Records from a collection of figures:

---+---

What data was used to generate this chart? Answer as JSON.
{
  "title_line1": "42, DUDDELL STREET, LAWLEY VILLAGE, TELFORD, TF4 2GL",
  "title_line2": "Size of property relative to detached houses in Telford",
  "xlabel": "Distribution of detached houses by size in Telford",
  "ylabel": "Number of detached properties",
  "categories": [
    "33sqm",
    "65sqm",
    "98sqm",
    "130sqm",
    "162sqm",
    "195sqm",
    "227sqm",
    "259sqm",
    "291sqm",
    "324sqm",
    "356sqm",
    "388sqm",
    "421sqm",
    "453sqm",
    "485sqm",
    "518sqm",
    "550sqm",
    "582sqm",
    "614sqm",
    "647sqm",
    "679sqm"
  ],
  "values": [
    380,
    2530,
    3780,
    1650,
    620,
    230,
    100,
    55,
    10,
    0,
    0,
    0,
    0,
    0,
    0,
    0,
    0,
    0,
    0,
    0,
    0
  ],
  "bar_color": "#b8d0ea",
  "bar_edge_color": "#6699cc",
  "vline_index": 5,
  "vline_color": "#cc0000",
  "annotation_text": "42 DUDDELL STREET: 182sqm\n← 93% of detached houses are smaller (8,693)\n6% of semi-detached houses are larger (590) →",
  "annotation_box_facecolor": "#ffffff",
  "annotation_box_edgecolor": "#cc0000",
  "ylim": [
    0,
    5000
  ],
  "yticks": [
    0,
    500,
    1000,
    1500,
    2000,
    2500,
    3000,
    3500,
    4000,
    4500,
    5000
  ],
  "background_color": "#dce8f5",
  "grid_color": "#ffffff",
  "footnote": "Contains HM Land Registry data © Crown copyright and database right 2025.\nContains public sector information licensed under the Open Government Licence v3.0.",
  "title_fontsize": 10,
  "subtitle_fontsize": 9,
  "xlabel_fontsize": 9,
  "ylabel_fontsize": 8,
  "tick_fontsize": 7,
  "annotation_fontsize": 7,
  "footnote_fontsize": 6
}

---+---

Repeat all of the entries exactly.

What data was used to generate this chart? Answer as JSON.
{
  "title_line1": "42, DUDDELL STREET, LAWLEY VILLAGE, TELFORD, TF4 2GL",
  "title_line2": "Size of property relative to detached houses in Telford",
  "xlabel": "Distribution of detached houses by size in Telford",
  "ylabel": "Number of detached properties",
  "categories": [
    "33sqm",
    "65sqm",
    "98sqm",
    "130sqm",
    "162sqm",
    "195sqm",
    "227sqm",
    "259sqm",
    "291sqm",
    "324sqm",
    "356sqm",
    "388sqm",
    "421sqm",
    "453sqm",
    "485sqm",
    "518sqm",
    "550sqm",
    "582sqm",
    "614sqm",
    "647sqm",
    "679sqm"
  ],
  "values": [
    380,
    2530,
    3780,
    1650,
    620,
    230,
    100,
    55,
    10,
    0,
    0,
    0,
    0,
    0,
    0,
    0,
    0,
    0,
    0,
    0,
    0
  ],
  "bar_color": "#b8d0ea",
  "bar_edge_color": "#6699cc",
  "vline_index": 5,
  "vline_color": "#cc0000",
  "annotation_text": "42 DUDDELL STREET: 182sqm\n← 93% of detached houses are smaller (8,693)\n6% of semi-detached houses are larger (590) →",
  "annotation_box_facecolor": "#ffffff",
  "annotation_box_edgecolor": "#cc0000",
  "ylim": [
    0,
    5000
  ],
  "yticks": [
    0,
    500,
    1000,
    1500,
    2000,
    2500,
    3000,
    3500,
    4000,
    4500,
    5000
  ],
  "background_color": "#dce8f5",
  "grid_color": "#ffffff",
  "footnote": "Contains HM Land Registry data © Crown copyright and database right 2025.\nContains public sector information licensed under the Open Government Licence v3.0.",
  "title_fontsize": 10,
  "subtitle_fontsize": 9,
  "xlabel_fontsize": 9,
  "ylabel_fontsize": 8,
  "tick_fontsize": 7,
  "annotation_fontsize": 7,
  "footnote_fontsize": 6
}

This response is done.